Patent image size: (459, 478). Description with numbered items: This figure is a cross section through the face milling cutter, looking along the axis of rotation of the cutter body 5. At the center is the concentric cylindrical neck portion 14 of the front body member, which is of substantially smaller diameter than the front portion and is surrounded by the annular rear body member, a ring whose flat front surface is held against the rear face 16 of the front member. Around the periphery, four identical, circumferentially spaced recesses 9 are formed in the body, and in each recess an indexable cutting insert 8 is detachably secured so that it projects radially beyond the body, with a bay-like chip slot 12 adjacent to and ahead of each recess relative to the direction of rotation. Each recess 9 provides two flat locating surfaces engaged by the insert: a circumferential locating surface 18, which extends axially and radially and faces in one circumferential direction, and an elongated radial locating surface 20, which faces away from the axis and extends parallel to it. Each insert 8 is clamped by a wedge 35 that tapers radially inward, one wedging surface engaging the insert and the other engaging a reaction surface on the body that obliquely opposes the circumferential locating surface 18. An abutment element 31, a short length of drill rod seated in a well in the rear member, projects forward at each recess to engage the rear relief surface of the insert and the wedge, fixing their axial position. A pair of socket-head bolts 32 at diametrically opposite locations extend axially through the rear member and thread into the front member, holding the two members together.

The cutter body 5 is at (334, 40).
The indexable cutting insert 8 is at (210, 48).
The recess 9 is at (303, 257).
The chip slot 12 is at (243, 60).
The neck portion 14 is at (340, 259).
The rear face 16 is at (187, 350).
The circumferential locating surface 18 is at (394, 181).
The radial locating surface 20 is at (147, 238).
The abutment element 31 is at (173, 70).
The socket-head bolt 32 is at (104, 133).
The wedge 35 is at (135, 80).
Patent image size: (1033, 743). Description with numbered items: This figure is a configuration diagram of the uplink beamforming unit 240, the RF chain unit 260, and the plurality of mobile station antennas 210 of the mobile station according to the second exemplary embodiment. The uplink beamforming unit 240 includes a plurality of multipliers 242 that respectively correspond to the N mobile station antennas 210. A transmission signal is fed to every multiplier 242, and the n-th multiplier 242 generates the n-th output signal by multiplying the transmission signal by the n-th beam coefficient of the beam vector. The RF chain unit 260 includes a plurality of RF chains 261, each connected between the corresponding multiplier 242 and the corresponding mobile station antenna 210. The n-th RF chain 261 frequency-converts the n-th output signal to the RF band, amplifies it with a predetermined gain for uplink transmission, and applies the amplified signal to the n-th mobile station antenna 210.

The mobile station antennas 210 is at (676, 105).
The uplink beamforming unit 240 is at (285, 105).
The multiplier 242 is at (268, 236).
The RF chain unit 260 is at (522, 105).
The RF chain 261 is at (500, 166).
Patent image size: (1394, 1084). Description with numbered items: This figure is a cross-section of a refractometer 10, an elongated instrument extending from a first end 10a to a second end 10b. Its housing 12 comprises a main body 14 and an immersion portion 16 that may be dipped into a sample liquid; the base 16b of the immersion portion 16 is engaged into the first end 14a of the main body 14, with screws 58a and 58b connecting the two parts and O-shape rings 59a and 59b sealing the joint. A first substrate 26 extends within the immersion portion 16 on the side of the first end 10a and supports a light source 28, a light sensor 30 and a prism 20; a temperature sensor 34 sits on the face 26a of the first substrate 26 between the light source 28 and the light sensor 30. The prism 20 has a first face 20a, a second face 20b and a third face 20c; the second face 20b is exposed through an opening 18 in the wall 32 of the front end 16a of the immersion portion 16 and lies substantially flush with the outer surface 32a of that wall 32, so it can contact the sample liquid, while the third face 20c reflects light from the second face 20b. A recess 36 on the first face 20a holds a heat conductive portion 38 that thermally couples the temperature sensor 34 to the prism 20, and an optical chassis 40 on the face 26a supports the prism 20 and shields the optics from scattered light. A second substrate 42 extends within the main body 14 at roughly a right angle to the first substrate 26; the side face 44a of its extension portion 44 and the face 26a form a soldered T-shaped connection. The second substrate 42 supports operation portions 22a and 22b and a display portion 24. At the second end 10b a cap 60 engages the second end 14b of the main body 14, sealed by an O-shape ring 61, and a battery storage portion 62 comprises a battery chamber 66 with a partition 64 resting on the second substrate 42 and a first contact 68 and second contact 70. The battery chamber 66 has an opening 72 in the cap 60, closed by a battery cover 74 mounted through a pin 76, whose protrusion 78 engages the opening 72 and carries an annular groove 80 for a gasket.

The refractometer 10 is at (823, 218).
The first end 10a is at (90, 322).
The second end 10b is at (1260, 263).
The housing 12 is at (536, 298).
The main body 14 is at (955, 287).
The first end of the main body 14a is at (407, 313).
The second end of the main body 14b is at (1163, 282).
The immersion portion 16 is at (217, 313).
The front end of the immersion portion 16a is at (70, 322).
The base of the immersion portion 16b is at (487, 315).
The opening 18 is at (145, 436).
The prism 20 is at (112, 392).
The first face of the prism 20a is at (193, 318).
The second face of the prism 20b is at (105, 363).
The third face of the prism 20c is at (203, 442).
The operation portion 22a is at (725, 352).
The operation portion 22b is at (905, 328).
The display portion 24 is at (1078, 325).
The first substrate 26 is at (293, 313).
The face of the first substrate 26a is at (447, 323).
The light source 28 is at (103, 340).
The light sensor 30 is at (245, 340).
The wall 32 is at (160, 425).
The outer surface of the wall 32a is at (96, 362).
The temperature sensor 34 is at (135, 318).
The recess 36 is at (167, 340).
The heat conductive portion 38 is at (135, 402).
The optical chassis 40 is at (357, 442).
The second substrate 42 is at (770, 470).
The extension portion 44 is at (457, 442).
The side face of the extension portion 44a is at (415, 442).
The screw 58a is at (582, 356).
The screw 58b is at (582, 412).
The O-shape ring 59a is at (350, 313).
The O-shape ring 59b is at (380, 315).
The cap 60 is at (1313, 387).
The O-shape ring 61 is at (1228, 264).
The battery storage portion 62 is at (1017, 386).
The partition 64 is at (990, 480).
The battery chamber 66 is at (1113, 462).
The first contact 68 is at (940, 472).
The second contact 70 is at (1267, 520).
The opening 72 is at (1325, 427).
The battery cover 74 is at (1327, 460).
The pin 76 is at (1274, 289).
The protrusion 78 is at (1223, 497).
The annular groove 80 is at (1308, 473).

####################

PROBLEM STATEMENT: Convert the lines of the records starting at the line containing "Patent image size: (1033, 743)." and ending at the line containing "The multiplier 242 is at (268, 236).", both included, into a JSON list of strings with one string per line. Omit blank lines.

SOLVED PROBLEM:
[
  "Patent image size: (1033, 743). Description with numbered items: This figure is a configuration diagram of the uplink beamforming unit 240, the RF chain unit 260, and the plurality of mobile station antennas 210 of the mobile station according to the second exemplary embodiment. The uplink beamforming unit 240 includes a plurality of multipliers 242 that respectively correspond to the N mobile station antennas 210. A transmission signal is fed to every multiplier 242, and the n-th multiplier 242 generates the n-th output signal by multiplying the transmission signal by the n-th beam coefficient of the beam vector. The RF chain unit 260 includes a plurality of RF chains 261, each connected between the corresponding multiplier 242 and the corresponding mobile station antenna 210. The n-th RF chain 261 frequency-converts the n-th output signal to the RF band, amplifies it with a predetermined gain for uplink transmission, and applies the amplified signal to the n-th mobile station antenna 210.",
  "The mobile station antennas 210 is at (676, 105).",
  "The uplink beamforming unit 240 is at (285, 105).",
  "The multiplier 242 is at (268, 236)."
]